──────── DATA PROVIDED

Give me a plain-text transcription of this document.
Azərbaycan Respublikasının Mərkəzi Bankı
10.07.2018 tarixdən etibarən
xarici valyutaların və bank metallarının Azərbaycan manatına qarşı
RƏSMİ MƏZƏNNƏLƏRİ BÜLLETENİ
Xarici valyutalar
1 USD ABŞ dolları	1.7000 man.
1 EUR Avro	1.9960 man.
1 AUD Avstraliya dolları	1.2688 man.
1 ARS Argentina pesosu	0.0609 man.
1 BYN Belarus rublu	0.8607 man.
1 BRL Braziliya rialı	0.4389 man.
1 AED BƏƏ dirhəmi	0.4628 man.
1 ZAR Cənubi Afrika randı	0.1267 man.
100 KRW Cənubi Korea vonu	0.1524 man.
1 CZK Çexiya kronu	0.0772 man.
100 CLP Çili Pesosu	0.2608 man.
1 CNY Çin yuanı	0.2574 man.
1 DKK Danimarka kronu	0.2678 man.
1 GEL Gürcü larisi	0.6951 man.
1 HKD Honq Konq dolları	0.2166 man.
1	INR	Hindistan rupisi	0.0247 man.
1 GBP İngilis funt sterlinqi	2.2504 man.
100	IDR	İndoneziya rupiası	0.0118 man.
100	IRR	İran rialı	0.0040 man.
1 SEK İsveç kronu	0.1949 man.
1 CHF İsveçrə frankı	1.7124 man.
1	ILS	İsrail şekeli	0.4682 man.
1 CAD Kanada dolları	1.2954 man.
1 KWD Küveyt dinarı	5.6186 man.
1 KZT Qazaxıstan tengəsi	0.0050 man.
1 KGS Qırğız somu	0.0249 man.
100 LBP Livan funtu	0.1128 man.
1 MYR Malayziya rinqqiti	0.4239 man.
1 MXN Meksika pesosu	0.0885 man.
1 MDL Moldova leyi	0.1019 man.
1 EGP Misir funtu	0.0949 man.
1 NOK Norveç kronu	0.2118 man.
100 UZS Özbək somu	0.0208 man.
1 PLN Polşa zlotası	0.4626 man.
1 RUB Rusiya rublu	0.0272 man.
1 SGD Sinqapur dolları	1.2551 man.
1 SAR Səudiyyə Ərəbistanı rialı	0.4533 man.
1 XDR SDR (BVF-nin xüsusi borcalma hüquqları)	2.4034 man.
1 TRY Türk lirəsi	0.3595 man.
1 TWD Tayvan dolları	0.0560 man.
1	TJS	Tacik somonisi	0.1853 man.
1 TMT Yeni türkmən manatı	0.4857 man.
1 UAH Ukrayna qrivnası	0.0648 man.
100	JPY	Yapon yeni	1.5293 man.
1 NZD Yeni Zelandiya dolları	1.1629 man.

────────────────

SHORT TASK →
All of the data needs to be reproduced exactly, with no line missing.

TASK ANSWER →
Give me a plain-text transcription of this document.
Azərbaycan Respublikasının Mərkəzi Bankı
10.07.2018 tarixdən etibarən
xarici valyutaların və bank metallarının Azərbaycan manatına qarşı
RƏSMİ MƏZƏNNƏLƏRİ BÜLLETENİ
Xarici valyutalar
1 USD ABŞ dolları	1.7000 man.
1 EUR Avro	1.9960 man.
1 AUD Avstraliya dolları	1.2688 man.
1 ARS Argentina pesosu	0.0609 man.
1 BYN Belarus rublu	0.8607 man.
1 BRL Braziliya rialı	0.4389 man.
1 AED BƏƏ dirhəmi	0.4628 man.
1 ZAR Cənubi Afrika randı	0.1267 man.
100 KRW Cənubi Korea vonu	0.1524 man.
1 CZK Çexiya kronu	0.0772 man.
100 CLP Çili Pesosu	0.2608 man.
1 CNY Çin yuanı	0.2574 man.
1 DKK Danimarka kronu	0.2678 man.
1 GEL Gürcü larisi	0.6951 man.
1 HKD Honq Konq dolları	0.2166 man.
1	INR	Hindistan rupisi	0.0247 man.
1 GBP İngilis funt sterlinqi	2.2504 man.
100	IDR	İndoneziya rupiası	0.0118 man.
100	IRR	İran rialı	0.0040 man.
1 SEK İsveç kronu	0.1949 man.
1 CHF İsveçrə frankı	1.7124 man.
1	ILS	İsrail şekeli	0.4682 man.
1 CAD Kanada dolları	1.2954 man.
1 KWD Küveyt dinarı	5.6186 man.
1 KZT Qazaxıstan tengəsi	0.0050 man.
1 KGS Qırğız somu	0.0249 man.
100 LBP Livan funtu	0.1128 man.
1 MYR Malayziya rinqqiti	0.4239 man.
1 MXN Meksika pesosu	0.0885 man.
1 MDL Moldova leyi	0.1019 man.
1 EGP Misir funtu	0.0949 man.
1 NOK Norveç kronu	0.2118 man.
100 UZS Özbək somu	0.0208 man.
1 PLN Polşa zlotası	0.4626 man.
1 RUB Rusiya rublu	0.0272 man.
1 SGD Sinqapur dolları	1.2551 man.
1 SAR Səudiyyə Ərəbistanı rialı	0.4533 man.
1 XDR SDR (BVF-nin xüsusi borcalma hüquqları)	2.4034 man.
1 TRY Türk lirəsi	0.3595 man.
1 TWD Tayvan dolları	0.0560 man.
1	TJS	Tacik somonisi	0.1853 man.
1 TMT Yeni türkmən manatı	0.4857 man.
1 UAH Ukrayna qrivnası	0.0648 man.
100	JPY	Yapon yeni	1.5293 man.
1 NZD Yeni Zelandiya dolları	1.1629 man.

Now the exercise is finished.